--- INFORMATION PROVIDED Enclosed Below ---

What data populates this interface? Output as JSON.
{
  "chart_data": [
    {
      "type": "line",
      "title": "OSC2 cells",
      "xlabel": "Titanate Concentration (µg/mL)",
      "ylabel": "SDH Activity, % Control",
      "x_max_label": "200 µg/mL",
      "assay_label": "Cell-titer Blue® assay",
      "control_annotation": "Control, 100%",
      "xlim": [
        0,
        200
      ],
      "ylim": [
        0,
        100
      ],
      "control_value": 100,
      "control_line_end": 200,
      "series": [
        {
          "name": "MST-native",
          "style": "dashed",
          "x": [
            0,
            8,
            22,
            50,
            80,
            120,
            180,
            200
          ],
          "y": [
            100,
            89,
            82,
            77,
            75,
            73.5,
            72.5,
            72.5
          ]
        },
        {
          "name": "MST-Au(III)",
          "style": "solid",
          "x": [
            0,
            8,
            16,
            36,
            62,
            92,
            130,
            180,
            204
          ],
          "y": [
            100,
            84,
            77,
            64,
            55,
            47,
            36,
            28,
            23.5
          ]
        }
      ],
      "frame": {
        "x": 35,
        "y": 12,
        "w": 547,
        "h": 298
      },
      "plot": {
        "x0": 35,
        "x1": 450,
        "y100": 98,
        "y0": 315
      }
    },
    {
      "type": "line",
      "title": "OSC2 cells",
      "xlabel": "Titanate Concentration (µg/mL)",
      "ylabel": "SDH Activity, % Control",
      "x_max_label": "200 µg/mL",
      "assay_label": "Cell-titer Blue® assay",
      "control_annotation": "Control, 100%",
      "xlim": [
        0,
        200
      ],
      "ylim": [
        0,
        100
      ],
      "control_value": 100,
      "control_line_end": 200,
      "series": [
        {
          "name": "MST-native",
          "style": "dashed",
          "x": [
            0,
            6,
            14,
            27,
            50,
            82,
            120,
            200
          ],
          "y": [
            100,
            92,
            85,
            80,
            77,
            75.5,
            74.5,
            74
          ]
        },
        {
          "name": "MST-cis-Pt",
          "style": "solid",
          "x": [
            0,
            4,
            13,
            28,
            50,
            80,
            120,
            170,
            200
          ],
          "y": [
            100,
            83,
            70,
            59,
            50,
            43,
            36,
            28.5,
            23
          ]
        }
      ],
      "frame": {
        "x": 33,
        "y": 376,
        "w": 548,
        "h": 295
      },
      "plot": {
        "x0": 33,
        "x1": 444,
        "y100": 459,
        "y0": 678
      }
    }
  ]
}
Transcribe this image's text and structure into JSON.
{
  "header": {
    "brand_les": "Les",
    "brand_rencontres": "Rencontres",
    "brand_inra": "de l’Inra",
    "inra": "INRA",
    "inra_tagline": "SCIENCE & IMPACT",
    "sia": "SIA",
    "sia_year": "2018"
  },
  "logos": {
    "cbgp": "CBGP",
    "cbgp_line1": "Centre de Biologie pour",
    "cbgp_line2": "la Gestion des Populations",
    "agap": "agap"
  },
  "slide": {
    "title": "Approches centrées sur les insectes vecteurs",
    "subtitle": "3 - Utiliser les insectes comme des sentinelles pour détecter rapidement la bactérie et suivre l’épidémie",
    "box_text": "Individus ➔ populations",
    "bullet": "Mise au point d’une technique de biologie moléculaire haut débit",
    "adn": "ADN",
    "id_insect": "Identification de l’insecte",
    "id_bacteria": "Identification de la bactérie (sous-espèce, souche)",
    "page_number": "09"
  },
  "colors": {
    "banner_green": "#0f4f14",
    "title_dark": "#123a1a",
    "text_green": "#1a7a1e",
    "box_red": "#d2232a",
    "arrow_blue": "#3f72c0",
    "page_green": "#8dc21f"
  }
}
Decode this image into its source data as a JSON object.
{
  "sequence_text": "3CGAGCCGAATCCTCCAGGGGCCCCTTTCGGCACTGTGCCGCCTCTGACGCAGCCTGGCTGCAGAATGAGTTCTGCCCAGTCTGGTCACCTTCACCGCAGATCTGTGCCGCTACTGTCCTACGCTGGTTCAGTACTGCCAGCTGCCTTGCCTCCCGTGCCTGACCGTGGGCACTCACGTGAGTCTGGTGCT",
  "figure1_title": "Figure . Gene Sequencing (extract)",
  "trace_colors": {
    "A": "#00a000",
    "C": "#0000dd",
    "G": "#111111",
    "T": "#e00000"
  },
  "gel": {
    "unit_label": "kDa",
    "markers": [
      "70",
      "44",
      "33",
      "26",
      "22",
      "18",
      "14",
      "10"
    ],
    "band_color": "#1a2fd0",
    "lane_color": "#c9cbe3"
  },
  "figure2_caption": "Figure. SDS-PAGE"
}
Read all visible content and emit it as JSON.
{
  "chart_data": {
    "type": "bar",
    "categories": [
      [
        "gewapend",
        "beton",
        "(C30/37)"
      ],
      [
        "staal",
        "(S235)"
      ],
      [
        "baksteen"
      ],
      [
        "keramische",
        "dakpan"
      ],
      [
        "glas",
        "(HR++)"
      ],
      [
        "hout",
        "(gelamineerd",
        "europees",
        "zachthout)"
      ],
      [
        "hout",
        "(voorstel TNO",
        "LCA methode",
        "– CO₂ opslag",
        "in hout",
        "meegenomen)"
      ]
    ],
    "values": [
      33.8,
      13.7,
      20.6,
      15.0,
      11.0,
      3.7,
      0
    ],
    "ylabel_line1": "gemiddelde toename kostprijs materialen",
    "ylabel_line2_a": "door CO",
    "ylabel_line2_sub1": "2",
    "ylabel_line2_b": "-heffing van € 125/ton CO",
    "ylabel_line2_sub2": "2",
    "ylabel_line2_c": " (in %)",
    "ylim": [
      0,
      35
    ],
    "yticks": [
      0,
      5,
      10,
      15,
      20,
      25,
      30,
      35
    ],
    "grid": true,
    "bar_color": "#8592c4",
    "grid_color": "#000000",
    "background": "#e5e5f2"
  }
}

--- End of Enclosed INFORMATION PROVIDED ---

THE PROBLEM ▸ Nothing in the records above may be left out; repeat them exactly.

EXERCISE RESULT ▸
What data populates this interface? Output as JSON.
{
  "chart_data": [
    {
      "type": "line",
      "title": "OSC2 cells",
      "xlabel": "Titanate Concentration (µg/mL)",
      "ylabel": "SDH Activity, % Control",
      "x_max_label": "200 µg/mL",
      "assay_label": "Cell-titer Blue® assay",
      "control_annotation": "Control, 100%",
      "xlim": [
        0,
        200
      ],
      "ylim": [
        0,
        100
      ],
      "control_value": 100,
      "control_line_end": 200,
      "series": [
        {
          "name": "MST-native",
          "style": "dashed",
          "x": [
            0,
            8,
            22,
            50,
            80,
            120,
            180,
            200
          ],
          "y": [
            100,
            89,
            82,
            77,
            75,
            73.5,
            72.5,
            72.5
          ]
        },
        {
          "name": "MST-Au(III)",
          "style": "solid",
          "x": [
            0,
            8,
            16,
            36,
            62,
            92,
            130,
            180,
            204
          ],
          "y": [
            100,
            84,
            77,
            64,
            55,
            47,
            36,
            28,
            23.5
          ]
        }
      ],
      "frame": {
        "x": 35,
        "y": 12,
        "w": 547,
        "h": 298
      },
      "plot": {
        "x0": 35,
        "x1": 450,
        "y100": 98,
        "y0": 315
      }
    },
    {
      "type": "line",
      "title": "OSC2 cells",
      "xlabel": "Titanate Concentration (µg/mL)",
      "ylabel": "SDH Activity, % Control",
      "x_max_label": "200 µg/mL",
      "assay_label": "Cell-titer Blue® assay",
      "control_annotation": "Control, 100%",
      "xlim": [
        0,
        200
      ],
      "ylim": [
        0,
        100
      ],
      "control_value": 100,
      "control_line_end": 200,
      "series": [
        {
          "name": "MST-native",
          "style": "dashed",
          "x": [
            0,
            6,
            14,
            27,
            50,
            82,
            120,
            200
          ],
          "y": [
            100,
            92,
            85,
            80,
            77,
            75.5,
            74.5,
            74
          ]
        },
        {
          "name": "MST-cis-Pt",
          "style": "solid",
          "x": [
            0,
            4,
            13,
            28,
            50,
            80,
            120,
            170,
            200
          ],
          "y": [
            100,
            83,
            70,
            59,
            50,
            43,
            36,
            28.5,
            23
          ]
        }
      ],
      "frame": {
        "x": 33,
        "y": 376,
        "w": 548,
        "h": 295
      },
      "plot": {
        "x0": 33,
        "x1": 444,
        "y100": 459,
        "y0": 678
      }
    }
  ]
}
Transcribe this image's text and structure into JSON.
{
  "header": {
    "brand_les": "Les",
    "brand_rencontres": "Rencontres",
    "brand_inra": "de l’Inra",
    "inra": "INRA",
    "inra_tagline": "SCIENCE & IMPACT",
    "sia": "SIA",
    "sia_year": "2018"
  },
  "logos": {
    "cbgp": "CBGP",
    "cbgp_line1": "Centre de Biologie pour",
    "cbgp_line2": "la Gestion des Populations",
    "agap": "agap"
  },
  "slide": {
    "title": "Approches centrées sur les insectes vecteurs",
    "subtitle": "3 - Utiliser les insectes comme des sentinelles pour détecter rapidement la bactérie et suivre l’épidémie",
    "box_text": "Individus ➔ populations",
    "bullet": "Mise au point d’une technique de biologie moléculaire haut débit",
    "adn": "ADN",
    "id_insect": "Identification de l’insecte",
    "id_bacteria": "Identification de la bactérie (sous-espèce, souche)",
    "page_number": "09"
  },
  "colors": {
    "banner_green": "#0f4f14",
    "title_dark": "#123a1a",
    "text_green": "#1a7a1e",
    "box_red": "#d2232a",
    "arrow_blue": "#3f72c0",
    "page_green": "#8dc21f"
  }
}
Decode this image into its source data as a JSON object.
{
  "sequence_text": "3CGAGCCGAATCCTCCAGGGGCCCCTTTCGGCACTGTGCCGCCTCTGACGCAGCCTGGCTGCAGAATGAGTTCTGCCCAGTCTGGTCACCTTCACCGCAGATCTGTGCCGCTACTGTCCTACGCTGGTTCAGTACTGCCAGCTGCCTTGCCTCCCGTGCCTGACCGTGGGCACTCACGTGAGTCTGGTGCT",
  "figure1_title": "Figure . Gene Sequencing (extract)",
  "trace_colors": {
    "A": "#00a000",
    "C": "#0000dd",
    "G": "#111111",
    "T": "#e00000"
  },
  "gel": {
    "unit_label": "kDa",
    "markers": [
      "70",
      "44",
      "33",
      "26",
      "22",
      "18",
      "14",
      "10"
    ],
    "band_color": "#1a2fd0",
    "lane_color": "#c9cbe3"
  },
  "figure2_caption": "Figure. SDS-PAGE"
}
Read all visible content and emit it as JSON.
{
  "chart_data": {
    "type": "bar",
    "categories": [
      [
        "gewapend",
        "beton",
        "(C30/37)"
      ],
      [
        "staal",
        "(S235)"
      ],
      [
        "baksteen"
      ],
      [
        "keramische",
        "dakpan"
      ],
      [
        "glas",
        "(HR++)"
      ],
      [
        "hout",
        "(gelamineerd",
        "europees",
        "zachthout)"
      ],
      [
        "hout",
        "(voorstel TNO",
        "LCA methode",
        "– CO₂ opslag",
        "in hout",
        "meegenomen)"
      ]
    ],
    "values": [
      33.8,
      13.7,
      20.6,
      15.0,
      11.0,
      3.7,
      0
    ],
    "ylabel_line1": "gemiddelde toename kostprijs materialen",
    "ylabel_line2_a": "door CO",
    "ylabel_line2_sub1": "2",
    "ylabel_line2_b": "-heffing van € 125/ton CO",
    "ylabel_line2_sub2": "2",
    "ylabel_line2_c": " (in %)",
    "ylim": [
      0,
      35
    ],
    "yticks": [
      0,
      5,
      10,
      15,
      20,
      25,
      30,
      35
    ],
    "grid": true,
    "bar_color": "#8592c4",
    "grid_color": "#000000",
    "background": "#e5e5f2"
  }
}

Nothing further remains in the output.